> [Aufgabe]:
Führe den Text über Kelten, Germanen und Römer in der Gegend um Behrensen nach seinem letzten Satz weiter.

---------- Textabschnitt ----------

Aber auch zur Zeit der Völkerwanderungen dürften sich hier in unserem Bereich schon die Kelten, Cherusker und Chatten aufgehalten haben. Das erkennt man oftmals an alten Flur- und Gewässerbezeichnungen, wie „Espolde“, „Leine“, „Moore“ und „Beeke“. Auch gefundene Bronzeteile scheinen dies zu bestätigen. Zumindest bis zum Eintreffen der römischen Legionen, fristeten die später „Germanen“ genannten Siedler sicherlich bei uns in der Wildnis ein karges Dasein, denn auf Grund fehlender Handelswege galt die Gegend als eher unterentwickelt.
Dass die römischen Legionäre später auch bei uns waren, lassen die Heerlager bei Hedemünden und Kampfplätze am Harzhorn bei Kalefeld/Düderode (Altes Amt) vermuten, denn die Römer legten am Tag ca. 15-20 Kilometer Fußmarsch zurück, das wären bis in unsere Gegend 2 Tagesmärsche. Unterstützt wird dies durch einen Fund eines römischen Artefakts in Form einer Münze oder Fiebel in Ortsnähe. Leider wurden durch die Germanen keine schriftlichen Aufzeichnungen gefertigt, so dass wir uns auf Berichte der Geschichtsschreiber der Römer verlassen müssen. Und diese kannten wahrscheinlich noch kein Behrensen.

---------- Daten ----------

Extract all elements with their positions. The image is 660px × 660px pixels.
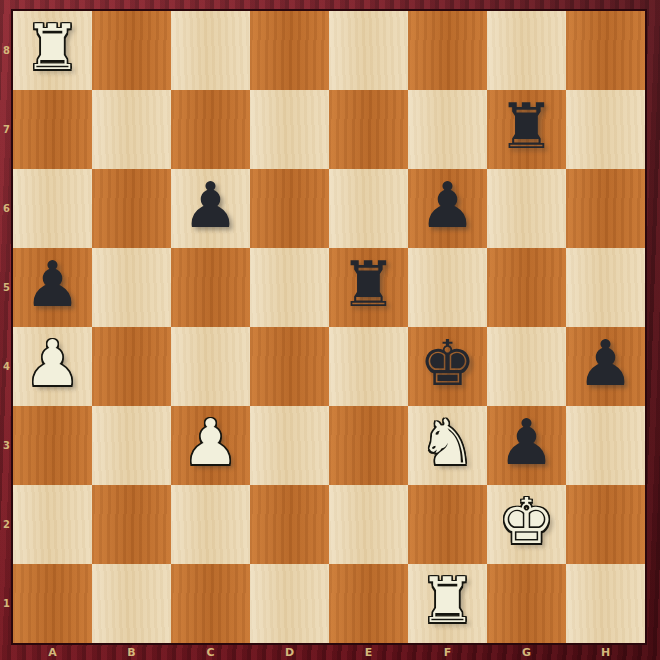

----------

> [Ergebnis]:
Dieser Ort wurde offenbar Anfang des 11. Jahrhunderts gegründet. Zumindest wurde der Name in Urkunden des Staatsarchivs in Hannover gefunden. Leider gibt es zwei Jahresdaten, die sich noch nicht genau zuordnen lassen. Zum Einen soll der Name „Beringatehusen“ bereits 1022 in einer Urkunde des Kaiser’s Heinrich des II. erwähnt worden sein. Da wäre Behrensen jetzt über 1000 Jahre alt. Zum Anderen wird das Jahr 1250 genannt, in dem ein „Behrend“ durch den Herzog von Braunschweig Lüneburg, Otto dem Kind“ zum Ritter geschlagen wurde. Aus alten Schriften ist erkennbar, dass dieser „Behrend“ zusammen mit dem Grafen von Hardenberg zur Bewältigung der vielen Fehden dem Herzog ständig Hilfe leistete. Der Ort seiner Unterkunft lag damals offenbar nördlich des Baches „Ümmel“.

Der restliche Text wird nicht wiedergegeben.